━━ Source material
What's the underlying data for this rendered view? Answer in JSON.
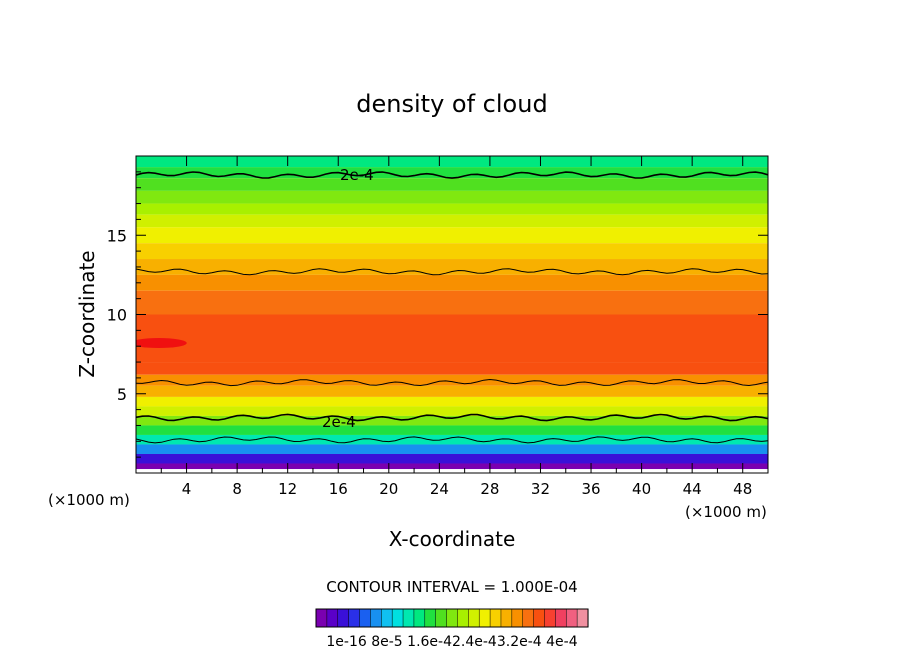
{
  "chart_data": {
    "type": "heatmap",
    "title": "density of cloud",
    "xlabel": "X-coordinate",
    "ylabel": "Z-coordinate",
    "x_unit_left": "(×1000 m)",
    "x_unit_right": "(×1000 m)",
    "xlim": [
      0,
      50
    ],
    "ylim": [
      0,
      20
    ],
    "x_ticks": [
      "4",
      "8",
      "12",
      "16",
      "20",
      "24",
      "28",
      "32",
      "36",
      "40",
      "44",
      "48"
    ],
    "y_ticks": [
      "5",
      "10",
      "15"
    ],
    "contour_interval_text": "CONTOUR INTERVAL = 1.000E-04",
    "contour_label_upper": "2e-4",
    "contour_label_lower": "2e-4",
    "colorbar_labels": [
      "1e-16",
      "8e-5",
      "1.6e-4",
      "2.4e-4",
      "3.2e-4",
      "4e-4"
    ],
    "colorbar_label_text": "1e-16 8e-5 1.6e-42.4e-43.2e-4 4e-4",
    "color_levels": [
      "#7a00b0",
      "#5a00c8",
      "#3a10d8",
      "#2a30e8",
      "#1a60f0",
      "#1890f0",
      "#10c0f0",
      "#00e0e0",
      "#00e8b0",
      "#00e880",
      "#20e040",
      "#50e020",
      "#80e810",
      "#a8f000",
      "#d0f000",
      "#f0f000",
      "#f8d000",
      "#f8b000",
      "#f89000",
      "#f87010",
      "#f85010",
      "#f84030",
      "#f04060",
      "#f06080",
      "#f090a0"
    ],
    "band_profile": [
      {
        "z": 0.6,
        "level": 0
      },
      {
        "z": 1.2,
        "level": 2
      },
      {
        "z": 1.8,
        "level": 5
      },
      {
        "z": 2.4,
        "level": 8
      },
      {
        "z": 3.0,
        "level": 10
      },
      {
        "z": 3.6,
        "level": 12
      },
      {
        "z": 4.2,
        "level": 14
      },
      {
        "z": 4.8,
        "level": 15
      },
      {
        "z": 5.5,
        "level": 17
      },
      {
        "z": 6.2,
        "level": 18
      },
      {
        "z": 7.0,
        "level": 20
      },
      {
        "z": 10.0,
        "level": 20
      },
      {
        "z": 11.5,
        "level": 19
      },
      {
        "z": 12.5,
        "level": 18
      },
      {
        "z": 13.5,
        "level": 17
      },
      {
        "z": 14.5,
        "level": 16
      },
      {
        "z": 15.5,
        "level": 15
      },
      {
        "z": 16.3,
        "level": 14
      },
      {
        "z": 17.0,
        "level": 13
      },
      {
        "z": 17.8,
        "level": 12
      },
      {
        "z": 18.6,
        "level": 11
      },
      {
        "z": 19.3,
        "level": 10
      },
      {
        "z": 20.0,
        "level": 9
      }
    ],
    "contours_z": [
      18.8,
      12.7,
      5.7,
      3.5,
      2.1
    ]
  }
}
━━━━
**To do:** Write out the material above again, word for word, minus its pictures.

**Written response:**
What's the underlying data for this rendered view? Answer in JSON.
{
  "chart_data": {
    "type": "heatmap",
    "title": "density of cloud",
    "xlabel": "X-coordinate",
    "ylabel": "Z-coordinate",
    "x_unit_left": "(×1000 m)",
    "x_unit_right": "(×1000 m)",
    "xlim": [
      0,
      50
    ],
    "ylim": [
      0,
      20
    ],
    "x_ticks": [
      "4",
      "8",
      "12",
      "16",
      "20",
      "24",
      "28",
      "32",
      "36",
      "40",
      "44",
      "48"
    ],
    "y_ticks": [
      "5",
      "10",
      "15"
    ],
    "contour_interval_text": "CONTOUR INTERVAL = 1.000E-04",
    "contour_label_upper": "2e-4",
    "contour_label_lower": "2e-4",
    "colorbar_labels": [
      "1e-16",
      "8e-5",
      "1.6e-4",
      "2.4e-4",
      "3.2e-4",
      "4e-4"
    ],
    "colorbar_label_text": "1e-16 8e-5 1.6e-42.4e-43.2e-4 4e-4",
    "color_levels": [
      "#7a00b0",
      "#5a00c8",
      "#3a10d8",
      "#2a30e8",
      "#1a60f0",
      "#1890f0",
      "#10c0f0",
      "#00e0e0",
      "#00e8b0",
      "#00e880",
      "#20e040",
      "#50e020",
      "#80e810",
      "#a8f000",
      "#d0f000",
      "#f0f000",
      "#f8d000",
      "#f8b000",
      "#f89000",
      "#f87010",
      "#f85010",
      "#f84030",
      "#f04060",
      "#f06080",
      "#f090a0"
    ],
    "band_profile": [
      {
        "z": 0.6,
        "level": 0
      },
      {
        "z": 1.2,
        "level": 2
      },
      {
        "z": 1.8,
        "level": 5
      },
      {
        "z": 2.4,
        "level": 8
      },
      {
        "z": 3.0,
        "level": 10
      },
      {
        "z": 3.6,
        "level": 12
      },
      {
        "z": 4.2,
        "level": 14
      },
      {
        "z": 4.8,
        "level": 15
      },
      {
        "z": 5.5,
        "level": 17
      },
      {
        "z": 6.2,
        "level": 18
      },
      {
        "z": 7.0,
        "level": 20
      },
      {
        "z": 10.0,
        "level": 20
      },
      {
        "z": 11.5,
        "level": 19
      },
      {
        "z": 12.5,
        "level": 18
      },
      {
        "z": 13.5,
        "level": 17
      },
      {
        "z": 14.5,
        "level": 16
      },
      {
        "z": 15.5,
        "level": 15
      },
      {
        "z": 16.3,
        "level": 14
      },
      {
        "z": 17.0,
        "level": 13
      },
      {
        "z": 17.8,
        "level": 12
      },
      {
        "z": 18.6,
        "level": 11
      },
      {
        "z": 19.3,
        "level": 10
      },
      {
        "z": 20.0,
        "level": 9
      }
    ],
    "contours_z": [
      18.8,
      12.7,
      5.7,
      3.5,
      2.1
    ]
  }
}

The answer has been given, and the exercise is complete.